Return the record lines from the one containing "y-tick: 250 [144, 141, 174, 162]" through the one containing "table-cell: 243 [201, 550, 401, 576]" as a JSON list of strings, one string per line, including both ends and skipping blank lines. Include no other lines.

↓↓↓

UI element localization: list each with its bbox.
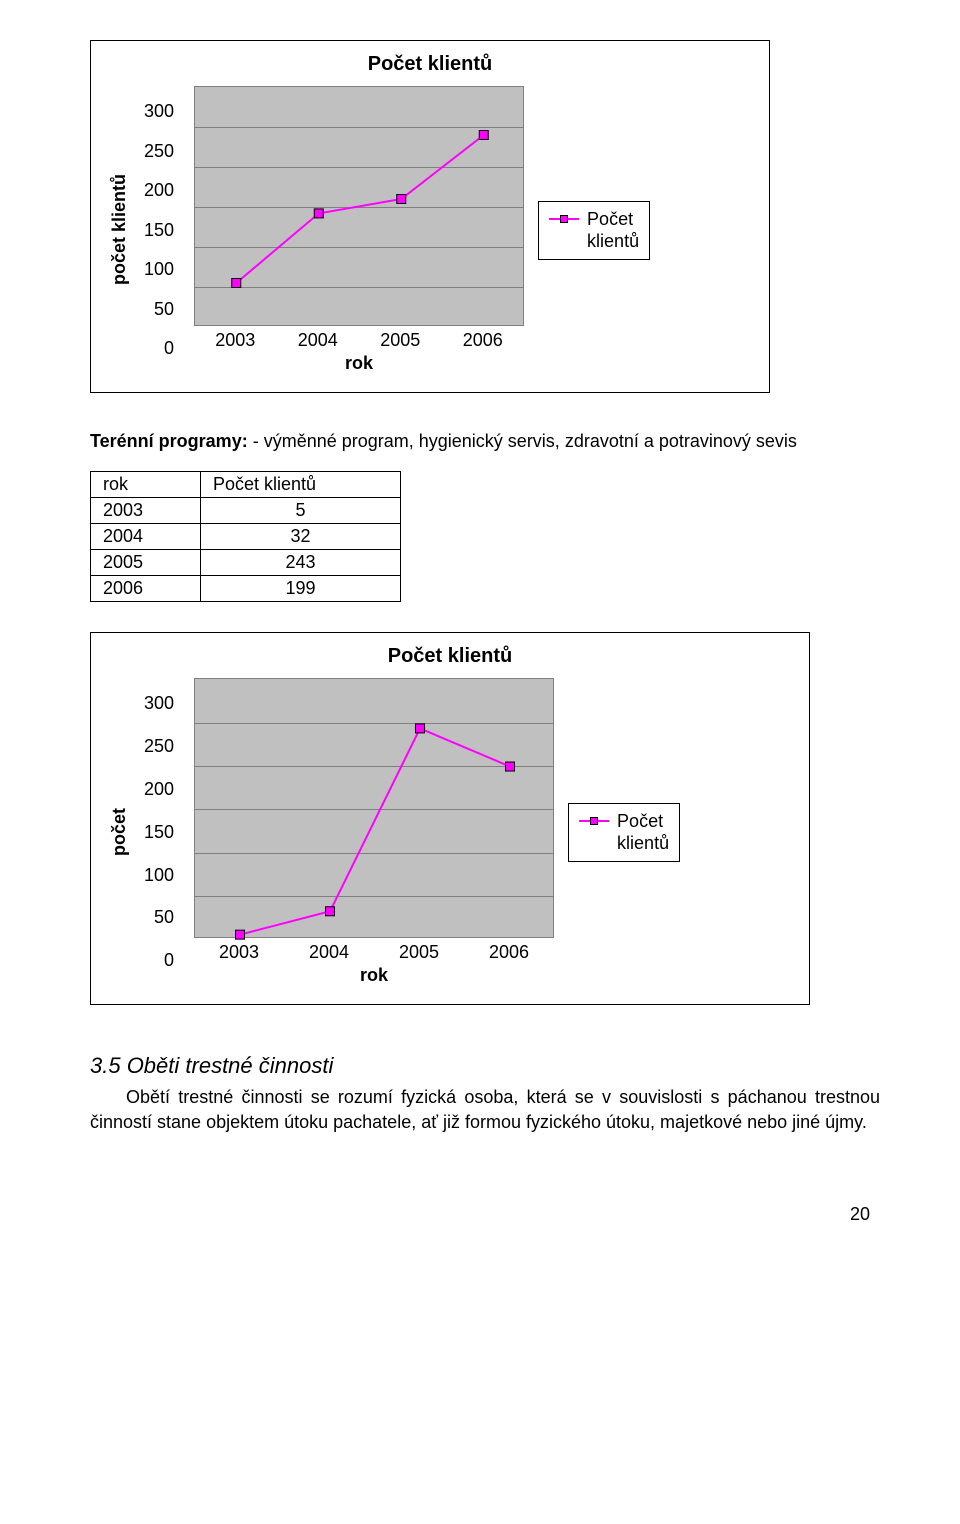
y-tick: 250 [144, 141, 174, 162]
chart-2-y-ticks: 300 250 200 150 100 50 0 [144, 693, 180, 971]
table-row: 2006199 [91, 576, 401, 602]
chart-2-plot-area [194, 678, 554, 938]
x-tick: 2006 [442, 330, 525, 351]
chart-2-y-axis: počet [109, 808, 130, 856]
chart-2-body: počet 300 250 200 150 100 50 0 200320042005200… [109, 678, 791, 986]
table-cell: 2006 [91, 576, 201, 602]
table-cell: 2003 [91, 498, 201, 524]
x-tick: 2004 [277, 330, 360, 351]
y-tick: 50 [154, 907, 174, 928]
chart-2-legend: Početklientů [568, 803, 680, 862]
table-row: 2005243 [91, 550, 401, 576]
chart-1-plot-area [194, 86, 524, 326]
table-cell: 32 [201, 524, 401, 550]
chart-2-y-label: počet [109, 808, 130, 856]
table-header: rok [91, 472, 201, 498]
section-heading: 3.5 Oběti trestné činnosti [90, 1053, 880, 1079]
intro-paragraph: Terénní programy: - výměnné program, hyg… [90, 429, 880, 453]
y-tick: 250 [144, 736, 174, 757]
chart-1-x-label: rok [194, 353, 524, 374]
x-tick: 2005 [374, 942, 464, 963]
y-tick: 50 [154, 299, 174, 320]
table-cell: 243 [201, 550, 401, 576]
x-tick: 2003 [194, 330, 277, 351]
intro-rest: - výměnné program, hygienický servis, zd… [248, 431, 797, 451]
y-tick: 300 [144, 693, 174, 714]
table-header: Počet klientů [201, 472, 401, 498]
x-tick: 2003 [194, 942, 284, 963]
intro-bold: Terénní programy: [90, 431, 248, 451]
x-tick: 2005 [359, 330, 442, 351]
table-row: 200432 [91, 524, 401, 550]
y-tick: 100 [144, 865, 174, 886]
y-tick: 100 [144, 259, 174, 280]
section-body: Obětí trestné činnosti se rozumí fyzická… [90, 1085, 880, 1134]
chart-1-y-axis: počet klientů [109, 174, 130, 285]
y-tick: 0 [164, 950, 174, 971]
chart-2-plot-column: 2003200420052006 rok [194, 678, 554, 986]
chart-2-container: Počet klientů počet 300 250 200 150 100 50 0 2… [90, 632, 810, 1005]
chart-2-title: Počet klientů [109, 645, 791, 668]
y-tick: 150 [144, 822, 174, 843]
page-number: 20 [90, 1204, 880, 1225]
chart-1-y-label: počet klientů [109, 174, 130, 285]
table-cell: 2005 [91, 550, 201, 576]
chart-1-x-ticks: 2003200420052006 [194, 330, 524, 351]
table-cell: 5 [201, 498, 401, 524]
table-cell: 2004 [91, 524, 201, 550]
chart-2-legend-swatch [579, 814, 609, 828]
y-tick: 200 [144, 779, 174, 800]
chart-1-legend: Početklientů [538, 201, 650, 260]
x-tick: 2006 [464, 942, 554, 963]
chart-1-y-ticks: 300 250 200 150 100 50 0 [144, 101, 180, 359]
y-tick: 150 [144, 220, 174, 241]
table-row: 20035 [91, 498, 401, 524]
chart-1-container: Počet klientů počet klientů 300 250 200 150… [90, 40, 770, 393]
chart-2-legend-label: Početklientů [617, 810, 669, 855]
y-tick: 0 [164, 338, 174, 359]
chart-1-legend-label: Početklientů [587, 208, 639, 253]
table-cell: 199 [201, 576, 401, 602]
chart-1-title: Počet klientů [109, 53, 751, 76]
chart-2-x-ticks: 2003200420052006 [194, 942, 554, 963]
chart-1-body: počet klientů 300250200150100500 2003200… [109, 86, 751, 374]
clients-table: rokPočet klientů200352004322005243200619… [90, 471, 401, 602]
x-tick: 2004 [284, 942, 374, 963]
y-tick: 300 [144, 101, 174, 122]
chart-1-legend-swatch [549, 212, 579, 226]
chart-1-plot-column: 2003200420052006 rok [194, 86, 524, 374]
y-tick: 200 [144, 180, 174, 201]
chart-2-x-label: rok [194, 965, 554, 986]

↑↑↑
↓↓↓

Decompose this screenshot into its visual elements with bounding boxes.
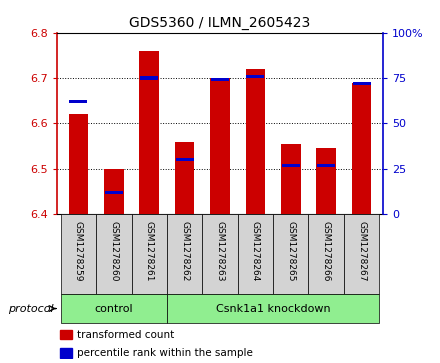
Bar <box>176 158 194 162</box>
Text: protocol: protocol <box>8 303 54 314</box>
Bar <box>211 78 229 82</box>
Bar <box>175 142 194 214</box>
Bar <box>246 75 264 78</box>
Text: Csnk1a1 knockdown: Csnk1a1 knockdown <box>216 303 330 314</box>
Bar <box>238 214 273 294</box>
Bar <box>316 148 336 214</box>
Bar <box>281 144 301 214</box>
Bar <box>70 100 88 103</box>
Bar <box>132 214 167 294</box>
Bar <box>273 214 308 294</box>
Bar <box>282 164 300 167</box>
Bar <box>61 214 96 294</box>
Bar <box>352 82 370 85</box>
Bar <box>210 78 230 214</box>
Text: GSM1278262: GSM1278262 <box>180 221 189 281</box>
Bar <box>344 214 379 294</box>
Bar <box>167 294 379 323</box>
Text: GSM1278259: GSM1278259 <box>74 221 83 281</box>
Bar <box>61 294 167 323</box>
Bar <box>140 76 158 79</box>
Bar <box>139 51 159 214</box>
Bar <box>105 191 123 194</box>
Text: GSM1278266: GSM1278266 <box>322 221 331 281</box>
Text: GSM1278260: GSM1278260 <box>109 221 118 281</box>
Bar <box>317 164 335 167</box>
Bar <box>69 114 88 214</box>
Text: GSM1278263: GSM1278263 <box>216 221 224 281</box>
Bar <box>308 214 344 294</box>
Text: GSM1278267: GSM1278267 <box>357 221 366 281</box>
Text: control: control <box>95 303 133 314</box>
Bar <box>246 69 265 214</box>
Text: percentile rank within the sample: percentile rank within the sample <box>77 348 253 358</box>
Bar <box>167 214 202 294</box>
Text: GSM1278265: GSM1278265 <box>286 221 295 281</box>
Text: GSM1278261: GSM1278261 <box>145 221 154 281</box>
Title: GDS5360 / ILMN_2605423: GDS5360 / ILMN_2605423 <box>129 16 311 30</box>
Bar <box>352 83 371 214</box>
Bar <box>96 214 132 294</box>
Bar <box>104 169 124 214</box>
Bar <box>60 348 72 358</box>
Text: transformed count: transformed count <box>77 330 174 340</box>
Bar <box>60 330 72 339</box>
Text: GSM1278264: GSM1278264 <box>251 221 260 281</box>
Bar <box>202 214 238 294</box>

↑↑↑

■ **PROBLEM SOLUTION**:
[
  "y-tick: 250 [144, 141, 174, 162]",
  "chart-2-y-ticks: 300 250 200 150 100 50 0 [144, 693, 180, 971]",
  "table-row: 2006199 [91, 576, 401, 602]",
  "chart-2-plot-area [194, 678, 554, 938]",
  "x-tick: 2006 [442, 330, 525, 351]",
  "chart-2-y-axis: počet [109, 808, 130, 856]",
  "chart-2-body: počet 300 250 200 150 100 50 0 200320042005200… [109, 678, 791, 986]",
  "table-cell: 2006 [91, 576, 201, 602]",
  "table-cell: 2003 [91, 498, 201, 524]",
  "x-tick: 2004 [277, 330, 360, 351]",
  "y-tick: 50 [154, 907, 174, 928]",
  "chart-2-legend: Početklientů [568, 803, 680, 862]",
  "table-row: 2005243 [91, 550, 401, 576]",
  "chart-1-plot-area [194, 86, 524, 326]",
  "table-cell: 32 [201, 524, 401, 550]",
  "chart-2-y-label: počet [109, 808, 130, 856]",
  "table-header: rok [91, 472, 201, 498]",
  "section-heading: 3.5 Oběti trestné činnosti [90, 1053, 880, 1079]",
  "intro-paragraph: Terénní programy: - výměnné program, hyg… [90, 429, 880, 453]",
  "y-tick: 250 [144, 736, 174, 757]",
  "chart-1-x-label: rok [194, 353, 524, 374]",
  "x-tick: 2005 [374, 942, 464, 963]",
  "y-tick: 50 [154, 299, 174, 320]",
  "table-cell: 243 [201, 550, 401, 576]"
]